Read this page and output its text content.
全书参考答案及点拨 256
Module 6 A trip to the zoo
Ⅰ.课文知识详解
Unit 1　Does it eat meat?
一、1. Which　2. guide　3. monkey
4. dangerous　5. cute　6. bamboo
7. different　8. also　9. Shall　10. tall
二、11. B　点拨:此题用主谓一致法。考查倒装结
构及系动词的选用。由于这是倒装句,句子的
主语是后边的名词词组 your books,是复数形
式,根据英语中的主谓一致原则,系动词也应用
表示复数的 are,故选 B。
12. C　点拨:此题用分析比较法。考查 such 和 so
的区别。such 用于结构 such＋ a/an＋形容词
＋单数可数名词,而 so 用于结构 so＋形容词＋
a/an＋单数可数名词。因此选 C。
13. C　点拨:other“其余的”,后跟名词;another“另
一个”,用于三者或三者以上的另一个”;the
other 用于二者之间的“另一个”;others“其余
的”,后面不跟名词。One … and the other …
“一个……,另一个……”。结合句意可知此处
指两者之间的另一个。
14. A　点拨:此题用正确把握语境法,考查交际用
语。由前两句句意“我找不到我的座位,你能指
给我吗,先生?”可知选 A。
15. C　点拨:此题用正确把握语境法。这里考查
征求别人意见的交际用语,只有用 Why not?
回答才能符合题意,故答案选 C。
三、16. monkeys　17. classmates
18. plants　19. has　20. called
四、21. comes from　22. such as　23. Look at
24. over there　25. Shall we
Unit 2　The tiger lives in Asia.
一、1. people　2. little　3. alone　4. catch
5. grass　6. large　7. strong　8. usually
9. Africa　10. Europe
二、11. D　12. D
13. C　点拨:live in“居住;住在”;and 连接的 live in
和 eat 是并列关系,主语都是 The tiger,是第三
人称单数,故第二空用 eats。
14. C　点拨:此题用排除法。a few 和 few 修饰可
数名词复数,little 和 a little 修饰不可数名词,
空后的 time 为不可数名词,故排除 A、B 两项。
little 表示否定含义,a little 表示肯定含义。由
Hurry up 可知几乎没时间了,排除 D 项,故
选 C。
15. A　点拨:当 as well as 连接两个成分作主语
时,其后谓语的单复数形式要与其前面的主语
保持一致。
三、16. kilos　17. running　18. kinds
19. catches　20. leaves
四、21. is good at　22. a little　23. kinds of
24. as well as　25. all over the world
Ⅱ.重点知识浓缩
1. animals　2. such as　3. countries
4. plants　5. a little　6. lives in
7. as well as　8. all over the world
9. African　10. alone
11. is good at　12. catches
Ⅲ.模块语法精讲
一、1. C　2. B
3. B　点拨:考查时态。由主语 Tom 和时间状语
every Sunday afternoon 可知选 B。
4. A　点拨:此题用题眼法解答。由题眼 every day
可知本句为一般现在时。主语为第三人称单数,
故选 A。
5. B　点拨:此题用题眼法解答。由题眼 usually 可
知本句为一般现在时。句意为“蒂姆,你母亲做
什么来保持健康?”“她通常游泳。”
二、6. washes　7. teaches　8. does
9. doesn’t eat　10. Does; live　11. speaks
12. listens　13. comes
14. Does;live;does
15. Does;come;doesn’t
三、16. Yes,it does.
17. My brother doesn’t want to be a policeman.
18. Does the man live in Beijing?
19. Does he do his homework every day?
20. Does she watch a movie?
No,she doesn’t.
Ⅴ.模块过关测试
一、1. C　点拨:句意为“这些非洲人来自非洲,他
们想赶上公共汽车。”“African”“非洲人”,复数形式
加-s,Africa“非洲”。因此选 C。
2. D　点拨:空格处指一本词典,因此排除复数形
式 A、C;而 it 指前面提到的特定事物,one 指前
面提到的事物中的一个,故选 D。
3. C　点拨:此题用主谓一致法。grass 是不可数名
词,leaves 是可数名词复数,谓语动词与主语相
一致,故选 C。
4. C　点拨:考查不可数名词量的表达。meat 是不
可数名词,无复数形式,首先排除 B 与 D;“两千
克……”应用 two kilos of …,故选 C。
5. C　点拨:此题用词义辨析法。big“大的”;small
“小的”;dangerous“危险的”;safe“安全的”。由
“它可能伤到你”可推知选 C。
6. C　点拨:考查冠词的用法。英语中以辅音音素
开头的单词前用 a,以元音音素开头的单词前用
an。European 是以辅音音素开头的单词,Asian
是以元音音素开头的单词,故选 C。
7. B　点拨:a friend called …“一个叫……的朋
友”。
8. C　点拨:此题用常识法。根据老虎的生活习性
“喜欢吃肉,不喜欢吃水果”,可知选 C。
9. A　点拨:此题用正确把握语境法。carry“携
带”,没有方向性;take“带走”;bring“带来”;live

+++++

• WRITTEN REQUEST
Your task is to output all of the data above word for word.

• ANSWER FOR THE TASK
Read this page and output its text content.
全书参考答案及点拨 256
Module 6 A trip to the zoo
Ⅰ.课文知识详解
Unit 1　Does it eat meat?
一、1. Which　2. guide　3. monkey
4. dangerous　5. cute　6. bamboo
7. different　8. also　9. Shall　10. tall
二、11. B　点拨:此题用主谓一致法。考查倒装结
构及系动词的选用。由于这是倒装句,句子的
主语是后边的名词词组 your books,是复数形
式,根据英语中的主谓一致原则,系动词也应用
表示复数的 are,故选 B。
12. C　点拨:此题用分析比较法。考查 such 和 so
的区别。such 用于结构 such＋ a/an＋形容词
＋单数可数名词,而 so 用于结构 so＋形容词＋
a/an＋单数可数名词。因此选 C。
13. C　点拨:other“其余的”,后跟名词;another“另
一个”,用于三者或三者以上的另一个”;the
other 用于二者之间的“另一个”;others“其余
的”,后面不跟名词。One … and the other …
“一个……,另一个……”。结合句意可知此处
指两者之间的另一个。
14. A　点拨:此题用正确把握语境法,考查交际用
语。由前两句句意“我找不到我的座位,你能指
给我吗,先生?”可知选 A。
15. C　点拨:此题用正确把握语境法。这里考查
征求别人意见的交际用语,只有用 Why not?
回答才能符合题意,故答案选 C。
三、16. monkeys　17. classmates
18. plants　19. has　20. called
四、21. comes from　22. such as　23. Look at
24. over there　25. Shall we
Unit 2　The tiger lives in Asia.
一、1. people　2. little　3. alone　4. catch
5. grass　6. large　7. strong　8. usually
9. Africa　10. Europe
二、11. D　12. D
13. C　点拨:live in“居住;住在”;and 连接的 live in
和 eat 是并列关系,主语都是 The tiger,是第三
人称单数,故第二空用 eats。
14. C　点拨:此题用排除法。a few 和 few 修饰可
数名词复数,little 和 a little 修饰不可数名词,
空后的 time 为不可数名词,故排除 A、B 两项。
little 表示否定含义,a little 表示肯定含义。由
Hurry up 可知几乎没时间了,排除 D 项,故
选 C。
15. A　点拨:当 as well as 连接两个成分作主语
时,其后谓语的单复数形式要与其前面的主语
保持一致。
三、16. kilos　17. running　18. kinds
19. catches　20. leaves
四、21. is good at　22. a little　23. kinds of
24. as well as　25. all over the world
Ⅱ.重点知识浓缩
1. animals　2. such as　3. countries
4. plants　5. a little　6. lives in
7. as well as　8. all over the world
9. African　10. alone
11. is good at　12. catches
Ⅲ.模块语法精讲
一、1. C　2. B
3. B　点拨:考查时态。由主语 Tom 和时间状语
every Sunday afternoon 可知选 B。
4. A　点拨:此题用题眼法解答。由题眼 every day
可知本句为一般现在时。主语为第三人称单数,
故选 A。
5. B　点拨:此题用题眼法解答。由题眼 usually 可
知本句为一般现在时。句意为“蒂姆,你母亲做
什么来保持健康?”“她通常游泳。”
二、6. washes　7. teaches　8. does
9. doesn’t eat　10. Does; live　11. speaks
12. listens　13. comes
14. Does;live;does
15. Does;come;doesn’t
三、16. Yes,it does.
17. My brother doesn’t want to be a policeman.
18. Does the man live in Beijing?
19. Does he do his homework every day?
20. Does she watch a movie?
No,she doesn’t.
Ⅴ.模块过关测试
一、1. C　点拨:句意为“这些非洲人来自非洲,他
们想赶上公共汽车。”“African”“非洲人”,复数形式
加-s,Africa“非洲”。因此选 C。
2. D　点拨:空格处指一本词典,因此排除复数形
式 A、C;而 it 指前面提到的特定事物,one 指前
面提到的事物中的一个,故选 D。
3. C　点拨:此题用主谓一致法。grass 是不可数名
词,leaves 是可数名词复数,谓语动词与主语相
一致,故选 C。
4. C　点拨:考查不可数名词量的表达。meat 是不
可数名词,无复数形式,首先排除 B 与 D;“两千
克……”应用 two kilos of …,故选 C。
5. C　点拨:此题用词义辨析法。big“大的”;small
“小的”;dangerous“危险的”;safe“安全的”。由
“它可能伤到你”可推知选 C。
6. C　点拨:考查冠词的用法。英语中以辅音音素
开头的单词前用 a,以元音音素开头的单词前用
an。European 是以辅音音素开头的单词,Asian
是以元音音素开头的单词,故选 C。
7. B　点拨:a friend called …“一个叫……的朋
友”。
8. C　点拨:此题用常识法。根据老虎的生活习性
“喜欢吃肉,不喜欢吃水果”,可知选 C。
9. A　点拨:此题用正确把握语境法。carry“携
带”,没有方向性;take“带走”;bring“带来”;live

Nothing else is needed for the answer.